Stored data entries:
** start **

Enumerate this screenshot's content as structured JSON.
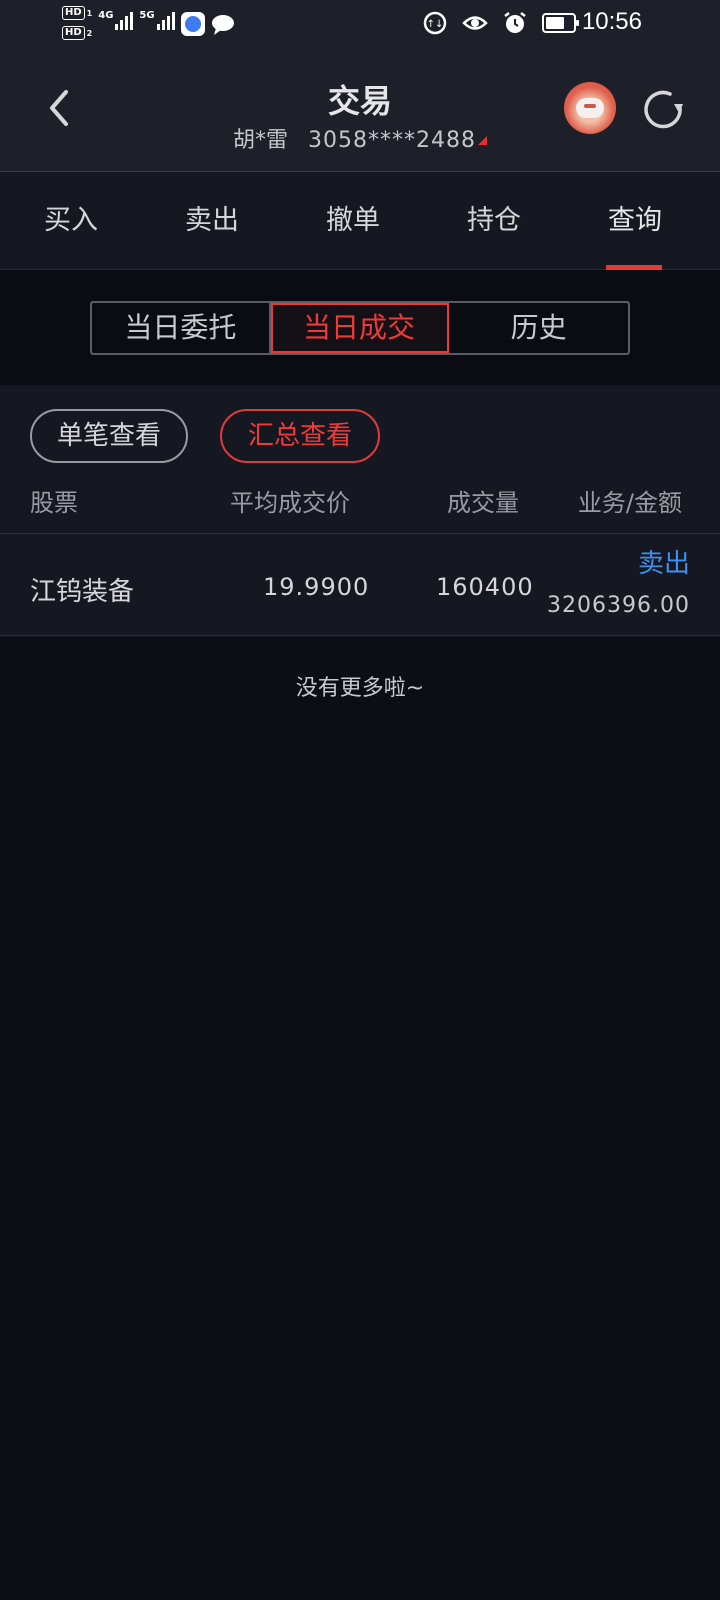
{
  "status_bar": {
    "sim1_label": "HD",
    "sim1_num": "1",
    "sim2_label": "HD",
    "sim2_num": "2",
    "net1": "4G",
    "net2": "5G",
    "time": "10:56",
    "icons": [
      "hd-icon",
      "signal-icon",
      "app-icon",
      "message-icon",
      "data-saver-icon",
      "eye-icon",
      "alarm-icon",
      "battery-icon"
    ]
  },
  "header": {
    "title": "交易",
    "account_name": "胡*雷",
    "account_number": "3058****2488"
  },
  "main_tabs": [
    {
      "label": "买入"
    },
    {
      "label": "卖出"
    },
    {
      "label": "撤单"
    },
    {
      "label": "持仓"
    },
    {
      "label": "查询",
      "active": true
    }
  ],
  "segments": [
    {
      "label": "当日委托"
    },
    {
      "label": "当日成交",
      "active": true
    },
    {
      "label": "历史"
    }
  ],
  "view_pills": [
    {
      "label": "单笔查看"
    },
    {
      "label": "汇总查看",
      "active": true
    }
  ],
  "columns": {
    "stock": "股票",
    "avg_price": "平均成交价",
    "volume": "成交量",
    "business_amount": "业务/金额"
  },
  "rows": [
    {
      "stock": "江钨装备",
      "avg_price": "19.9900",
      "volume": "160400",
      "action": "卖出",
      "amount": "3206396.00"
    }
  ],
  "footer_text": "没有更多啦~",
  "colors": {
    "accent_red": "#e33a3a",
    "action_blue": "#3e8ff0",
    "background": "#0c0d15"
  }
}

** end **

Repeat all the records above exactly, leaving out any pictures.

Output of the exercise
Enumerate this screenshot's content as structured JSON.
{
  "status_bar": {
    "sim1_label": "HD",
    "sim1_num": "1",
    "sim2_label": "HD",
    "sim2_num": "2",
    "net1": "4G",
    "net2": "5G",
    "time": "10:56",
    "icons": [
      "hd-icon",
      "signal-icon",
      "app-icon",
      "message-icon",
      "data-saver-icon",
      "eye-icon",
      "alarm-icon",
      "battery-icon"
    ]
  },
  "header": {
    "title": "交易",
    "account_name": "胡*雷",
    "account_number": "3058****2488"
  },
  "main_tabs": [
    {
      "label": "买入"
    },
    {
      "label": "卖出"
    },
    {
      "label": "撤单"
    },
    {
      "label": "持仓"
    },
    {
      "label": "查询",
      "active": true
    }
  ],
  "segments": [
    {
      "label": "当日委托"
    },
    {
      "label": "当日成交",
      "active": true
    },
    {
      "label": "历史"
    }
  ],
  "view_pills": [
    {
      "label": "单笔查看"
    },
    {
      "label": "汇总查看",
      "active": true
    }
  ],
  "columns": {
    "stock": "股票",
    "avg_price": "平均成交价",
    "volume": "成交量",
    "business_amount": "业务/金额"
  },
  "rows": [
    {
      "stock": "江钨装备",
      "avg_price": "19.9900",
      "volume": "160400",
      "action": "卖出",
      "amount": "3206396.00"
    }
  ],
  "footer_text": "没有更多啦~",
  "colors": {
    "accent_red": "#e33a3a",
    "action_blue": "#3e8ff0",
    "background": "#0c0d15"
  }
}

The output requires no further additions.